### WHAT IS REQUIRED
Tally every line featuring "Wall", then give that tally alone.

### MATERIAL FOR THIS EXERCISE
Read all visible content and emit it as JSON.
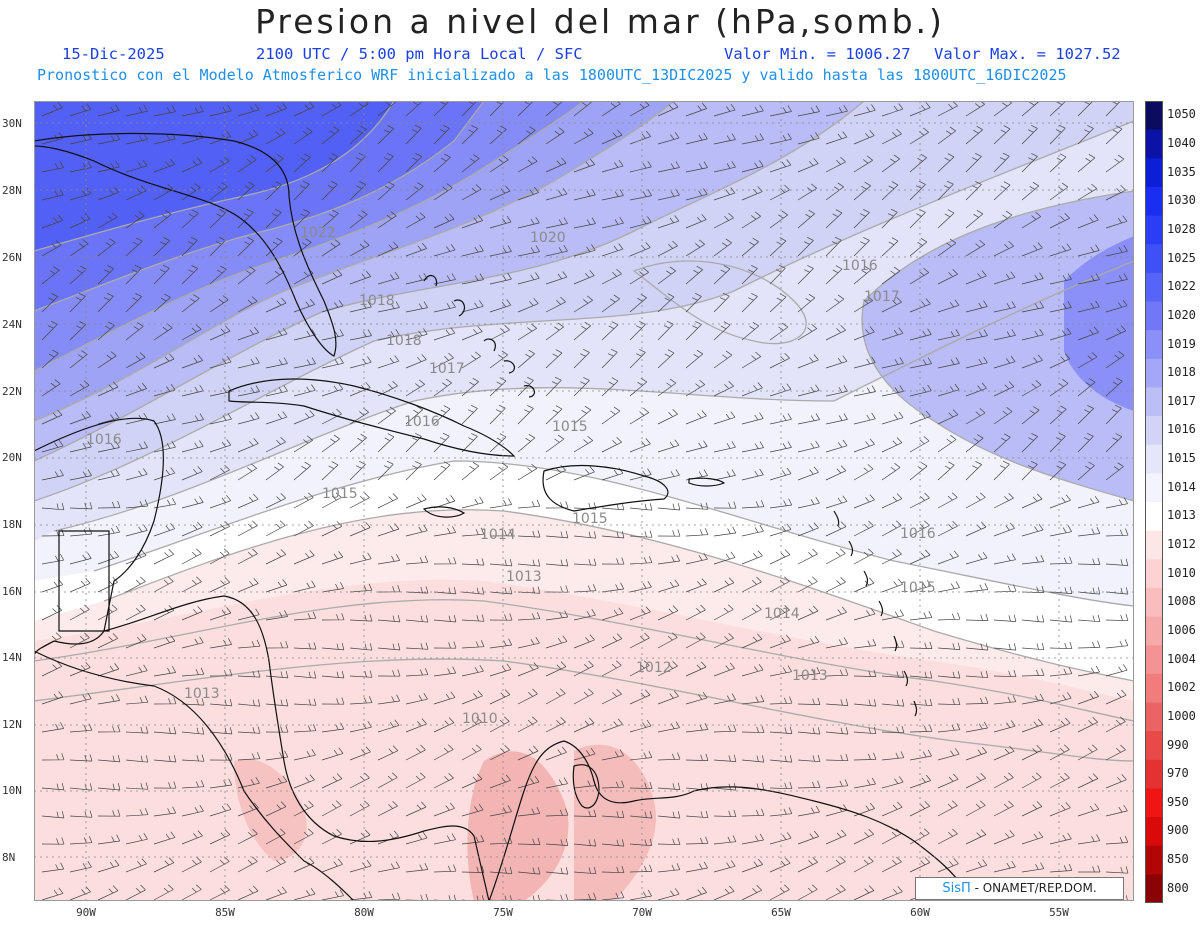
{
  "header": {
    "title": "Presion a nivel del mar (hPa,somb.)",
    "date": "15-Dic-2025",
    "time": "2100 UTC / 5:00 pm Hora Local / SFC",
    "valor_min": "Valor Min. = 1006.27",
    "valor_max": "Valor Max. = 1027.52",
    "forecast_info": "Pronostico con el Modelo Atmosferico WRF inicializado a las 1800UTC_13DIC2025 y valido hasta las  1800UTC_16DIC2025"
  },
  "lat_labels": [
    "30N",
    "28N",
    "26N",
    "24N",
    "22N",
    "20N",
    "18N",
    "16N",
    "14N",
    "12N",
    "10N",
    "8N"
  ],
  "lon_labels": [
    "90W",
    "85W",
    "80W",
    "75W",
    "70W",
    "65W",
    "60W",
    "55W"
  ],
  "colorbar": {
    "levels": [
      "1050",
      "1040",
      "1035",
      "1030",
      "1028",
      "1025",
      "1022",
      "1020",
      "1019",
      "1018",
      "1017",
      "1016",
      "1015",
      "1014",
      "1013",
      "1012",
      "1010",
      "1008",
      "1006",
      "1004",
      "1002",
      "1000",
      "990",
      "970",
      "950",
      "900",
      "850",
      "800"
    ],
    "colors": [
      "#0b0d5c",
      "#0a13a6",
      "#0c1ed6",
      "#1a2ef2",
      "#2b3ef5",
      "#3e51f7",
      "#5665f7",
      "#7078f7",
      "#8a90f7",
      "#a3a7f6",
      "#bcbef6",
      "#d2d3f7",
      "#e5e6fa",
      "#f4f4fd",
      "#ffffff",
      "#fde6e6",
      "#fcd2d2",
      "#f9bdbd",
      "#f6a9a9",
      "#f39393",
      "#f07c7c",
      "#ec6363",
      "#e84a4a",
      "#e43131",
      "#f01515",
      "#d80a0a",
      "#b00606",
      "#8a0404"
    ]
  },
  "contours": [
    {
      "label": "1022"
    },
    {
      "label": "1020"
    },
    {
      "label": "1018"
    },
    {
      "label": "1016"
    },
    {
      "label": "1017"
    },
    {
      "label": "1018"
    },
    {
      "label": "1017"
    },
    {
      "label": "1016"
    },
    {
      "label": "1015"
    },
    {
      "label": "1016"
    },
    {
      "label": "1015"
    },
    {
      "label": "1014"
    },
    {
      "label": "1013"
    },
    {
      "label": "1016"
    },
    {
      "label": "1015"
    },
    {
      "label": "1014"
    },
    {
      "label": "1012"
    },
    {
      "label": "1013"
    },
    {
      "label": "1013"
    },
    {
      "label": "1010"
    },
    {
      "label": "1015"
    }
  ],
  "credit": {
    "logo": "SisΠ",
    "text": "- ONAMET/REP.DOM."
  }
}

* * *

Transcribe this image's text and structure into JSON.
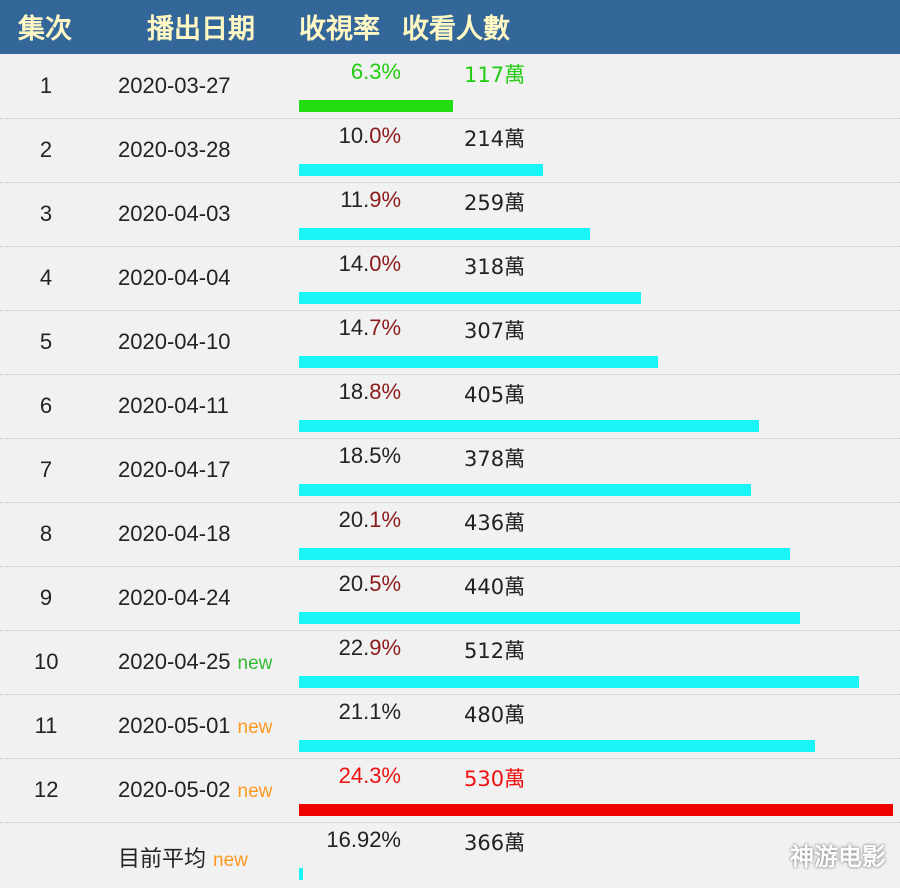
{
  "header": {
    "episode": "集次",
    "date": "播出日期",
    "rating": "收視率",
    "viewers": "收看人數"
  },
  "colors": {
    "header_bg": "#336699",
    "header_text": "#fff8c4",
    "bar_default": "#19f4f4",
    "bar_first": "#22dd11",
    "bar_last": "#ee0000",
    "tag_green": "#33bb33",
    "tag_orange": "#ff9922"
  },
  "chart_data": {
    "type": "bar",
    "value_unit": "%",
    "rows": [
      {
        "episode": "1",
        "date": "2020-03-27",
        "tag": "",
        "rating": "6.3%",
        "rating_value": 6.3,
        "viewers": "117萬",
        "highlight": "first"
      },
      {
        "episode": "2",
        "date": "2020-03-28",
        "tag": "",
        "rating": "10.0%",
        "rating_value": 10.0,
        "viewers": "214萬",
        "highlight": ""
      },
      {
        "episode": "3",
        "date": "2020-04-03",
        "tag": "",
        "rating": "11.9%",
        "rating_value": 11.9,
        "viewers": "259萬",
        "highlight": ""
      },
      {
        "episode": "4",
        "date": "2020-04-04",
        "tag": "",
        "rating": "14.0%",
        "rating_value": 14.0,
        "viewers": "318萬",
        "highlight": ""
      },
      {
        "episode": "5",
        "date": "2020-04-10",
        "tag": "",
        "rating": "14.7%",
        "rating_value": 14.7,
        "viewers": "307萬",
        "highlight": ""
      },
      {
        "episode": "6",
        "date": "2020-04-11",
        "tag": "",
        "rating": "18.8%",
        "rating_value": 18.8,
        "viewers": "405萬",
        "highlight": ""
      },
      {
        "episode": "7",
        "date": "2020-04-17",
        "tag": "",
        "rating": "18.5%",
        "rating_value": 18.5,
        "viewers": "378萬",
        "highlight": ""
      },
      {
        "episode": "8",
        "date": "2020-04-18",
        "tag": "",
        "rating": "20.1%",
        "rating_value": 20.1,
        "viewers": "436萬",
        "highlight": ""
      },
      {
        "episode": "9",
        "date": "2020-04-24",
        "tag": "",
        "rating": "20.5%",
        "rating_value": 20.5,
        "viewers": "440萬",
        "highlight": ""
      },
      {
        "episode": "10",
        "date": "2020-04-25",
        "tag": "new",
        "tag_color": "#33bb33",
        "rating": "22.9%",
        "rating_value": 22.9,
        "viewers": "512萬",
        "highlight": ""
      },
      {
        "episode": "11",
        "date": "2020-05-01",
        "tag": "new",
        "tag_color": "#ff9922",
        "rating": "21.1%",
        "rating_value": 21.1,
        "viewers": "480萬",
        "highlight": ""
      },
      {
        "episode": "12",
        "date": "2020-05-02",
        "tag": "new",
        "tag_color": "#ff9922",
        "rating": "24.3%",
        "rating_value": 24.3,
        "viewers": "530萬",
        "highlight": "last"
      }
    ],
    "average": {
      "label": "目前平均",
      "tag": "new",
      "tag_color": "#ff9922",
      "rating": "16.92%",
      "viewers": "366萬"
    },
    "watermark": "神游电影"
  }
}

* * *

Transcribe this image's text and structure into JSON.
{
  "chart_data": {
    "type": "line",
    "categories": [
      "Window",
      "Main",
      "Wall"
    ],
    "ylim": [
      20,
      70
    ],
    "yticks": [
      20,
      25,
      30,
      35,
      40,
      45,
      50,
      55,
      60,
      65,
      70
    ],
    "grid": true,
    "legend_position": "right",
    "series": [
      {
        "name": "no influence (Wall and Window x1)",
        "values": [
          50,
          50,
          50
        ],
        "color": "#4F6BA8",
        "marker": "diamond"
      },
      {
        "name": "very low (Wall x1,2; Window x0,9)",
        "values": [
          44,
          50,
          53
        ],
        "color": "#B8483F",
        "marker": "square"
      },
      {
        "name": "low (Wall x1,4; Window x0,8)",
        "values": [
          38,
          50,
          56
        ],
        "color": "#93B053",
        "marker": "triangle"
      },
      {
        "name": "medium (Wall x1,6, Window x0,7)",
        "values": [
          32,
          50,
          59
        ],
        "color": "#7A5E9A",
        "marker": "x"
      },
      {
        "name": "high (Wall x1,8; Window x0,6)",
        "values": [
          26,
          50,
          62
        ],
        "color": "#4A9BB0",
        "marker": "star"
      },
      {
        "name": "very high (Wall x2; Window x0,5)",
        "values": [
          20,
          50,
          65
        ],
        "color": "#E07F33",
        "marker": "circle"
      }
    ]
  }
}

### SOLUTION FOR THIS PROBLEM
7